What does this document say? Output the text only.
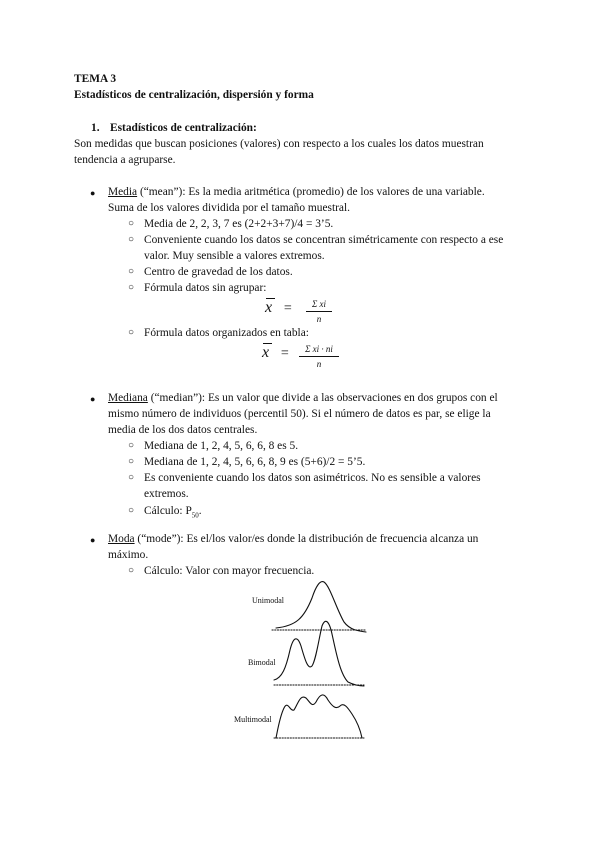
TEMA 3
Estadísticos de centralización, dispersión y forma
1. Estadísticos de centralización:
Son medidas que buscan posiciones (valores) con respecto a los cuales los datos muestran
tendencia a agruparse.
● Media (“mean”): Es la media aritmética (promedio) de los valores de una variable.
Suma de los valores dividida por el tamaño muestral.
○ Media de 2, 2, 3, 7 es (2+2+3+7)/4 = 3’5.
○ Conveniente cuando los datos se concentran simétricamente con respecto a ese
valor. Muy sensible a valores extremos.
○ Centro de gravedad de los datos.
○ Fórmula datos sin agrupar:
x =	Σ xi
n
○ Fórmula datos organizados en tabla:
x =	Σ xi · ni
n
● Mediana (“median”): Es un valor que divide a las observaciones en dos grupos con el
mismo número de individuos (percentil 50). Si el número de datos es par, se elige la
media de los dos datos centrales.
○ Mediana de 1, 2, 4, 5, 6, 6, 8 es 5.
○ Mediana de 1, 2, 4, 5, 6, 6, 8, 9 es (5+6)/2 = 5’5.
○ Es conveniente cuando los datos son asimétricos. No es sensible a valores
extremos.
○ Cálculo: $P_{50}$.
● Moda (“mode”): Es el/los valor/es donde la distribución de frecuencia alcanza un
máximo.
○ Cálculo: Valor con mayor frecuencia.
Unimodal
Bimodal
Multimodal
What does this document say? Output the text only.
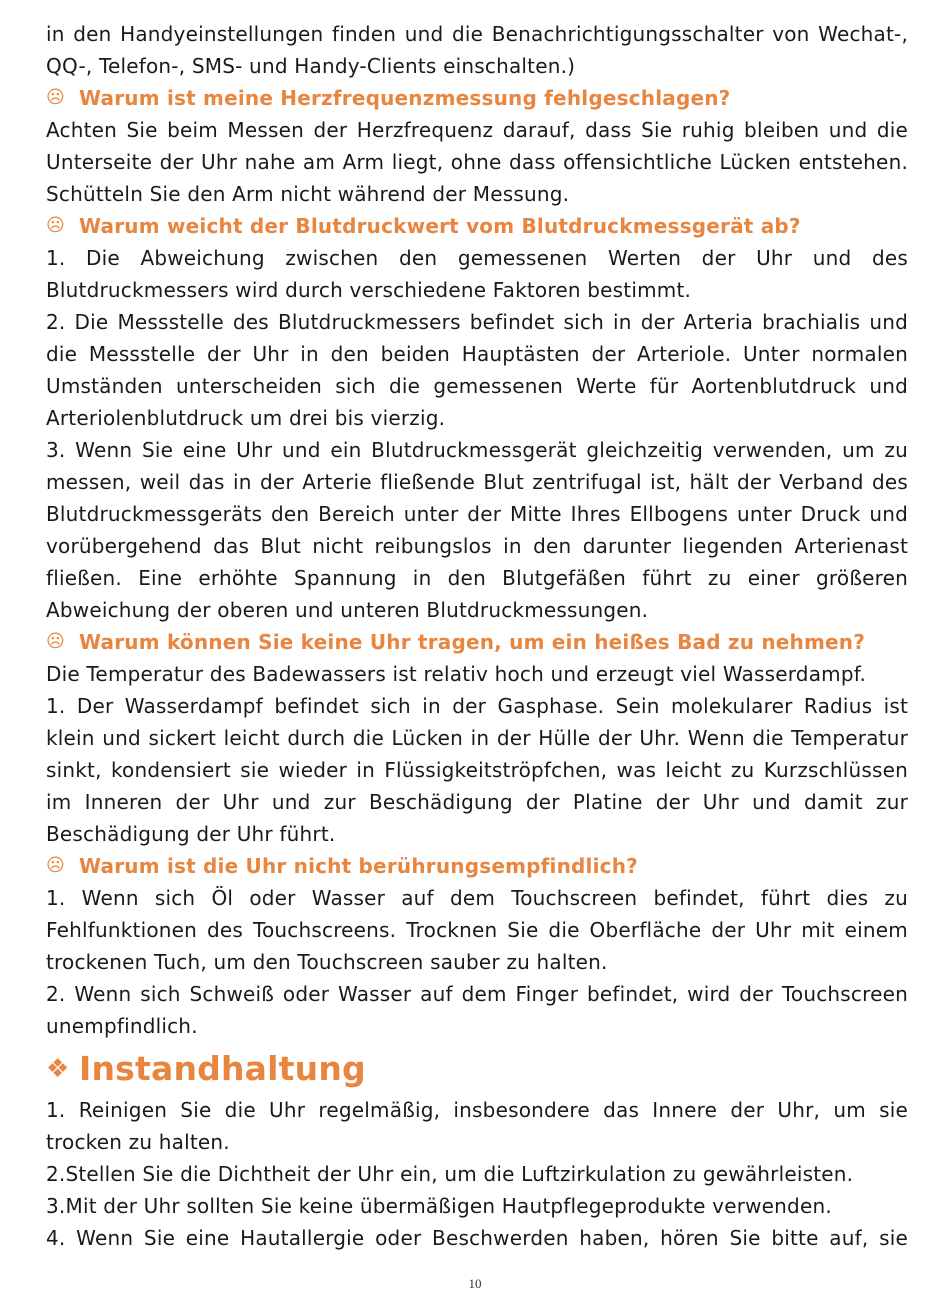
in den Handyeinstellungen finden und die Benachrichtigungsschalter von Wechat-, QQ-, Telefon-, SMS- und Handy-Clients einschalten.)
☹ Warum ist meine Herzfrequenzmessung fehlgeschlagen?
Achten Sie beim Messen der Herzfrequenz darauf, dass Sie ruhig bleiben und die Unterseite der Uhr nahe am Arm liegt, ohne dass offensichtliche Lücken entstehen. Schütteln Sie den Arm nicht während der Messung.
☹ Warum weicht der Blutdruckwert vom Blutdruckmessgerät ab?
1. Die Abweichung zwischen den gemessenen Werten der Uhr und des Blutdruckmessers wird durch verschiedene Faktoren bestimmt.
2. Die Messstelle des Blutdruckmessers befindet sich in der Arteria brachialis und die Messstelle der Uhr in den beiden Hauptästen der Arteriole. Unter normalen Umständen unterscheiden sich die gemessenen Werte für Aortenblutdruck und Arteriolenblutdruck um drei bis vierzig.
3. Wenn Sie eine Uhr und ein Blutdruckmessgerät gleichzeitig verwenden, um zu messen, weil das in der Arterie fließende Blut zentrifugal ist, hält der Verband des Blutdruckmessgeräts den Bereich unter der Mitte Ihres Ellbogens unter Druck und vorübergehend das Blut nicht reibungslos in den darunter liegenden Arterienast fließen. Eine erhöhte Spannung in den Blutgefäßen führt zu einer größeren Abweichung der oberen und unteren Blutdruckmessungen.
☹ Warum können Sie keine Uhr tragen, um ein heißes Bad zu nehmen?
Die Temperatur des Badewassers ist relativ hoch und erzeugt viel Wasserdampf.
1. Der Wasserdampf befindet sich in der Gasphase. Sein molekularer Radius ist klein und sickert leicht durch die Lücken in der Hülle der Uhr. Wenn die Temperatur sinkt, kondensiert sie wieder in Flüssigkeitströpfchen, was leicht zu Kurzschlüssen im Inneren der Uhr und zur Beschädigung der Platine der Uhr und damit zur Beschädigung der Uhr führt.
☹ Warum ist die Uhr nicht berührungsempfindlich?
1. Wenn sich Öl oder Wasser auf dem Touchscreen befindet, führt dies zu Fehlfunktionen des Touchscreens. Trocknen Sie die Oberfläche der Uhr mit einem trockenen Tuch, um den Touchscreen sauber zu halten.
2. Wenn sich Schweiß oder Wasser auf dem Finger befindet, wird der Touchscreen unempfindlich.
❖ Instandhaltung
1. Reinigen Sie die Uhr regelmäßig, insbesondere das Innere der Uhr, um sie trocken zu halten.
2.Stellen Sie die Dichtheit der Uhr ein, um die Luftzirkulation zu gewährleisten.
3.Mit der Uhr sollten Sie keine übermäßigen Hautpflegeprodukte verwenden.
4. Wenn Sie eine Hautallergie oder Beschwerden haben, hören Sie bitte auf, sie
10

- PROBLEM -
Determine how many lines of this listing contain "cuando", and give only the number.

- TASK OUTPUT -
2